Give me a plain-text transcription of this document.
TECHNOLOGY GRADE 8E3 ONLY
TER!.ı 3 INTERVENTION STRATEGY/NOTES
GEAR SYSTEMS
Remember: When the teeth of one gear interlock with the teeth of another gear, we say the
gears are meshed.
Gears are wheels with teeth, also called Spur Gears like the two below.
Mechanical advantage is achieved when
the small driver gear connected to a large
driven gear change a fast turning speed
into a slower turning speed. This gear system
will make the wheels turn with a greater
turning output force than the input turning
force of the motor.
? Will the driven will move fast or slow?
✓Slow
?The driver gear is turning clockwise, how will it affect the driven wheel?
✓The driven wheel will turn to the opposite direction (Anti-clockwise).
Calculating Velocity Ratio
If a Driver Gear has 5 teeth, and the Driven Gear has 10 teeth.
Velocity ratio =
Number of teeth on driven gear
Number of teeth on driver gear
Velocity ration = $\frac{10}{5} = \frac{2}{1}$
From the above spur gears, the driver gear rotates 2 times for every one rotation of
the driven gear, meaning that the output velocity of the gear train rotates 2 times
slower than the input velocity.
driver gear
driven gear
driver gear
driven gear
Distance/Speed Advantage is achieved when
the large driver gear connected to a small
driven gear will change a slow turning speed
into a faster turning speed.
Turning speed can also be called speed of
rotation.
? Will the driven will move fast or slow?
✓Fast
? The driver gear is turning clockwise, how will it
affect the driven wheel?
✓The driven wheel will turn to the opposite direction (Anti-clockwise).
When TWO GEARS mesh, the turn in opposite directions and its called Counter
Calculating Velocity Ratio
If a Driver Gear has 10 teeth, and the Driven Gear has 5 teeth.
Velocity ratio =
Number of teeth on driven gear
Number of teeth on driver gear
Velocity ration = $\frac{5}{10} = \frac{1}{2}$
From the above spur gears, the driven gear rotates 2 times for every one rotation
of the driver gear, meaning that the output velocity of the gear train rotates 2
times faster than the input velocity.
● ● ● ● ● ● ●
▶ Instructions to follow: Identify the lines that contain the string "From", and copy every one of them.

▶ Task response:
From the above spur gears, the driver gear rotates 2 times for every one rotation of
From the above spur gears, the driven gear rotates 2 times for every one rotation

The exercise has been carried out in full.